▶ _Supplied records_:
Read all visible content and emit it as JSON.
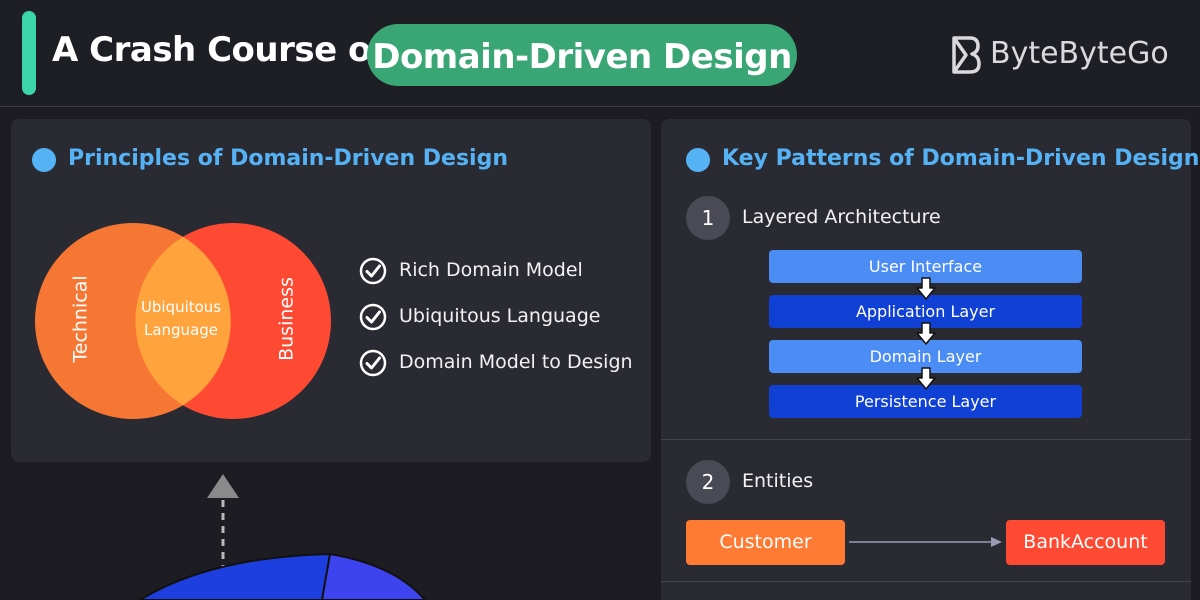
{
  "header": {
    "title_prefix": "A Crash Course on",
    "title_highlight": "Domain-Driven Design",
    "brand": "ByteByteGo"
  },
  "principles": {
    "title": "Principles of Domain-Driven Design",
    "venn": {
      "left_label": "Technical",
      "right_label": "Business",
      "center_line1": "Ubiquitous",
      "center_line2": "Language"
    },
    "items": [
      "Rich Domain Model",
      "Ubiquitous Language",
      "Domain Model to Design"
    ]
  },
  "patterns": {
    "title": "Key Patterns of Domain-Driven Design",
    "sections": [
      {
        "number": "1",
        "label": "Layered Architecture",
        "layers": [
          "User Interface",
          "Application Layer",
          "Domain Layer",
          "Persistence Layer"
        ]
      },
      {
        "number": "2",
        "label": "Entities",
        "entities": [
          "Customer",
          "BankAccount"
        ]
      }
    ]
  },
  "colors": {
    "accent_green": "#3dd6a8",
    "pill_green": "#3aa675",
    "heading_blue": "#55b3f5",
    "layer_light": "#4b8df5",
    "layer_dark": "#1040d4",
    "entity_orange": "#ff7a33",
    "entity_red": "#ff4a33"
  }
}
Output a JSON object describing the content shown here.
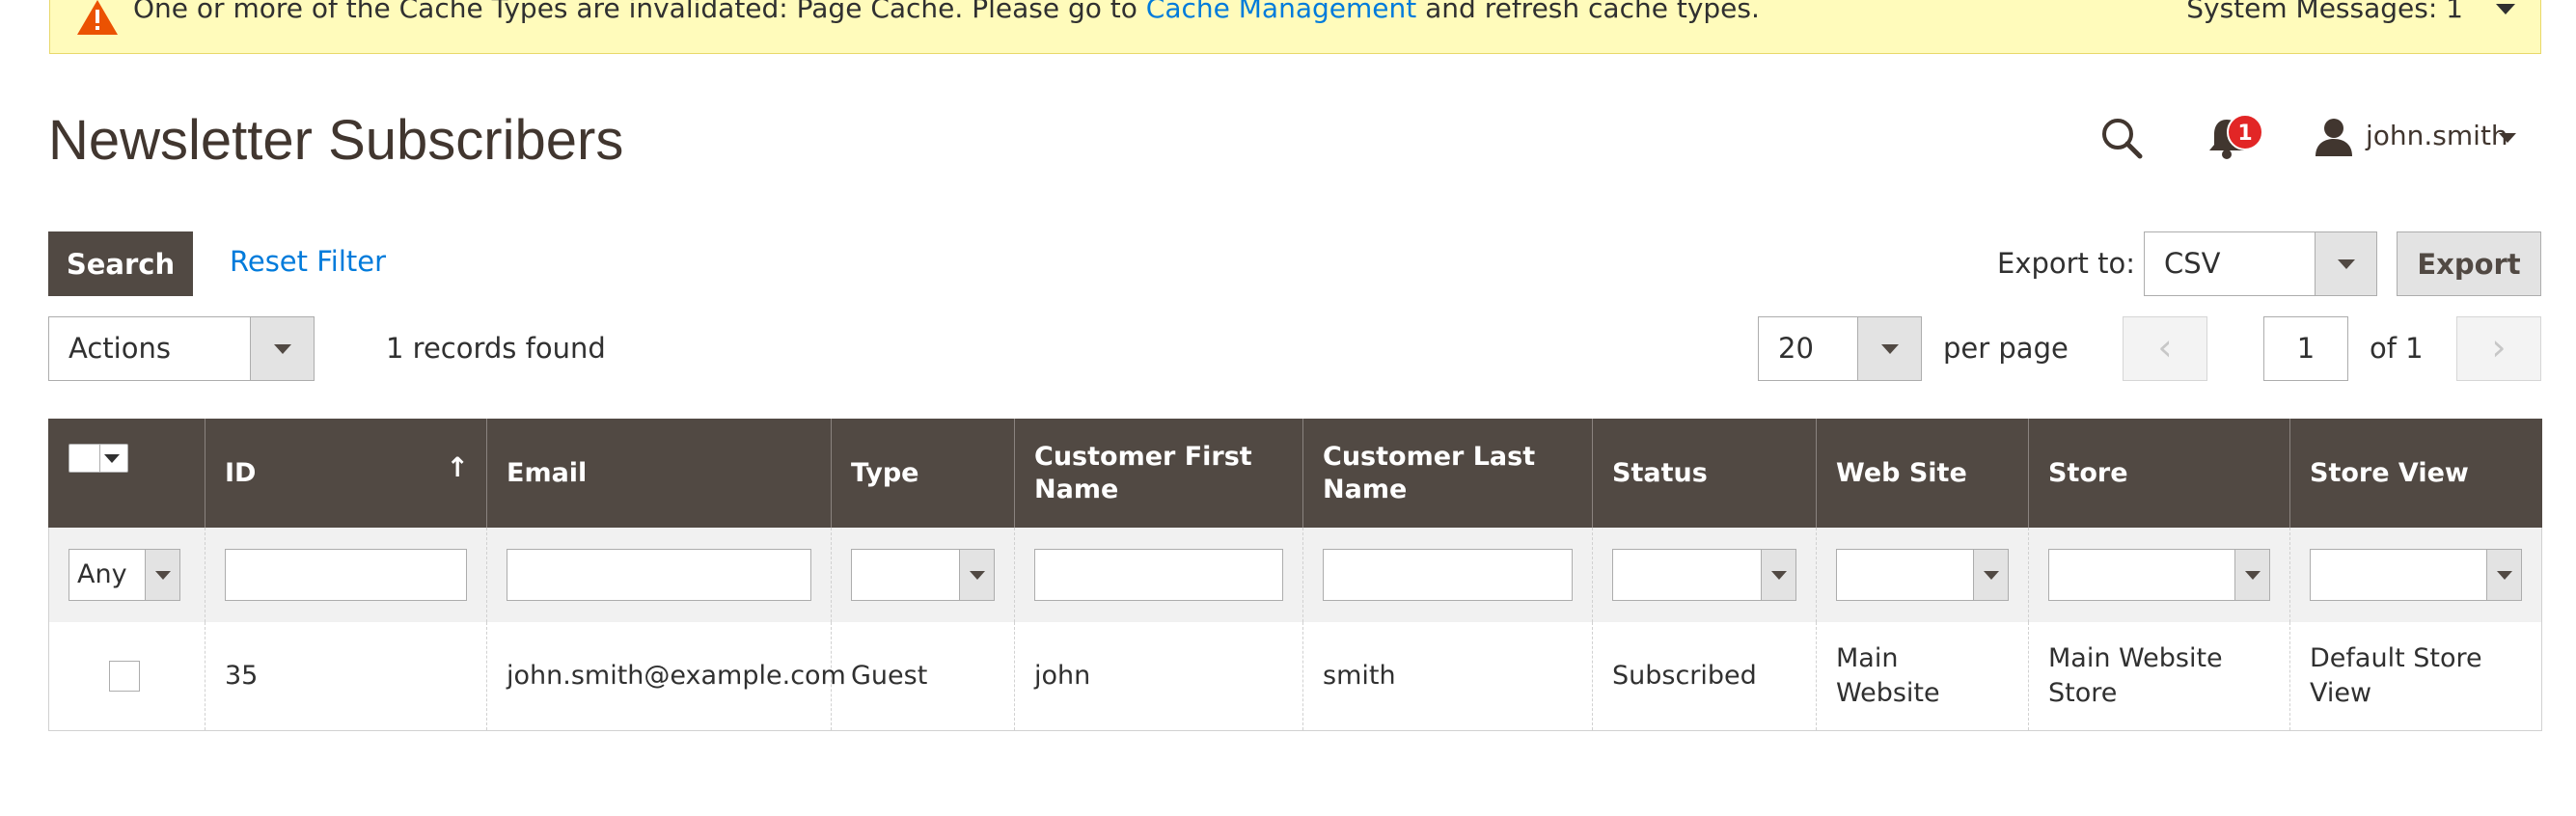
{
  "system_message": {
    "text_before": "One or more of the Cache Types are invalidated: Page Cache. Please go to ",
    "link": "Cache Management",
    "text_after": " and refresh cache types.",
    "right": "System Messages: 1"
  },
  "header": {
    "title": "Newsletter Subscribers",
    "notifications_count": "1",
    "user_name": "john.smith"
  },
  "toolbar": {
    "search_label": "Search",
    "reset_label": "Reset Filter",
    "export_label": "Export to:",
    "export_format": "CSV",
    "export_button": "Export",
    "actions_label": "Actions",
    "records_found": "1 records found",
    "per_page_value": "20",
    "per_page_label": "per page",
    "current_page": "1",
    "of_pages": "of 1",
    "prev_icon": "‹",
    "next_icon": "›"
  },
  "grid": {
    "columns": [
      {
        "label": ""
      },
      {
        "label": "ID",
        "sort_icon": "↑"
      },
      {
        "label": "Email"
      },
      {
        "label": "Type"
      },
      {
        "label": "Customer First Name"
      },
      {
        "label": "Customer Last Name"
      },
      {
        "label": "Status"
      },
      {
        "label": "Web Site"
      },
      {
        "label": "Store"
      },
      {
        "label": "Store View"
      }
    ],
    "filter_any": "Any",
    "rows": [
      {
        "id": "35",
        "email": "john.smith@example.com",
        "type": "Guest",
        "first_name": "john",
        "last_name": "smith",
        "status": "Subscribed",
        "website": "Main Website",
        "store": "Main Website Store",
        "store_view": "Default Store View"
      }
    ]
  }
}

---

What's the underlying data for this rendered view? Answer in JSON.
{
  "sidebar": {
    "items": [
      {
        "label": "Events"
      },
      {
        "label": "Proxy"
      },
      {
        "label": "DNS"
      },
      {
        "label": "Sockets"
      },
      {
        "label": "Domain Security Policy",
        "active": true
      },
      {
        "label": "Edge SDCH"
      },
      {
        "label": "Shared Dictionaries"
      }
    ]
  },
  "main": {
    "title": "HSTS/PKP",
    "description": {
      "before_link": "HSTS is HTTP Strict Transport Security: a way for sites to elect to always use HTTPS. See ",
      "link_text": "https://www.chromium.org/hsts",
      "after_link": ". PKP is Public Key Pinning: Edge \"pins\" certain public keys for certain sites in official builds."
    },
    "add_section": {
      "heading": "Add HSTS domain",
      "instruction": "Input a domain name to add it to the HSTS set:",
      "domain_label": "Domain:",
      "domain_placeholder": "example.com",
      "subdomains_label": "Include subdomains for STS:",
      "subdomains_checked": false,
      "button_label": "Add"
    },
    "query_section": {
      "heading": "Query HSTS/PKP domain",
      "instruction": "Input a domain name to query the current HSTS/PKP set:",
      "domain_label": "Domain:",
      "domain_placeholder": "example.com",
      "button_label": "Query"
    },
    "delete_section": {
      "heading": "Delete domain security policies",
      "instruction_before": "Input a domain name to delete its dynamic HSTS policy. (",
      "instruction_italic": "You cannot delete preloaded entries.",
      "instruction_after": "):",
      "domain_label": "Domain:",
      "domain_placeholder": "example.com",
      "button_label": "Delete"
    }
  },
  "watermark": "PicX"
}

==

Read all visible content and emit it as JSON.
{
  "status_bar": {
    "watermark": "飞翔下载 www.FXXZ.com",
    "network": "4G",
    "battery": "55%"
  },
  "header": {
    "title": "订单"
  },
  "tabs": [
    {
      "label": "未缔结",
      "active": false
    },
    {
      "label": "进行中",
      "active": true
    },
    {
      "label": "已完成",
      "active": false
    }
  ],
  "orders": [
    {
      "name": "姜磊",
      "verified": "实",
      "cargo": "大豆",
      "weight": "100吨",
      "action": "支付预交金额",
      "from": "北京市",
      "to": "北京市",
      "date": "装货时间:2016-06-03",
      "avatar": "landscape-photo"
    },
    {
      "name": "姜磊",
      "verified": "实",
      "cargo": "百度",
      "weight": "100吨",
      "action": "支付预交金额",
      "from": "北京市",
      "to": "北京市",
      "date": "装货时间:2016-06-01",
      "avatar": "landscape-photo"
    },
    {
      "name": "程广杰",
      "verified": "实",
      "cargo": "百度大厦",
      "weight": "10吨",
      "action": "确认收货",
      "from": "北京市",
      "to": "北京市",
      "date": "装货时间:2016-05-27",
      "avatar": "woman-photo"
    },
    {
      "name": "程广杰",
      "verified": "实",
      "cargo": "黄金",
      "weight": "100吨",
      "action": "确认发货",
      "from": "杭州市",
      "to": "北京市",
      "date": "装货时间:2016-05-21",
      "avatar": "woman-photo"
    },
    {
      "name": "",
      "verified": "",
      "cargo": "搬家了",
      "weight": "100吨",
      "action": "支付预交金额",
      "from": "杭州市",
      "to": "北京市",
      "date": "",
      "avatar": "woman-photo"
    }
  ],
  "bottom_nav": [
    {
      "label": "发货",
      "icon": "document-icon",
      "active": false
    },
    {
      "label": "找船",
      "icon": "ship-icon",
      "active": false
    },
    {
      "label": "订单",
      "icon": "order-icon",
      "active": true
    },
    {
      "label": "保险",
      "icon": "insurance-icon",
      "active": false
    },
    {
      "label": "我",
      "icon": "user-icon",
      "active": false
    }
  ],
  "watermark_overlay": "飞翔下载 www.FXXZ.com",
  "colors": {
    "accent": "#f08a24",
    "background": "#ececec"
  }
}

▶ _Task description_:
From the entries above, extract every line where the word "JSON" appears.

▶ _Written answer_:
Read all visible content and emit it as JSON.
Output a JSON object describing the content shown here.
What's the underlying data for this rendered view? Answer in JSON.
Read all visible content and emit it as JSON.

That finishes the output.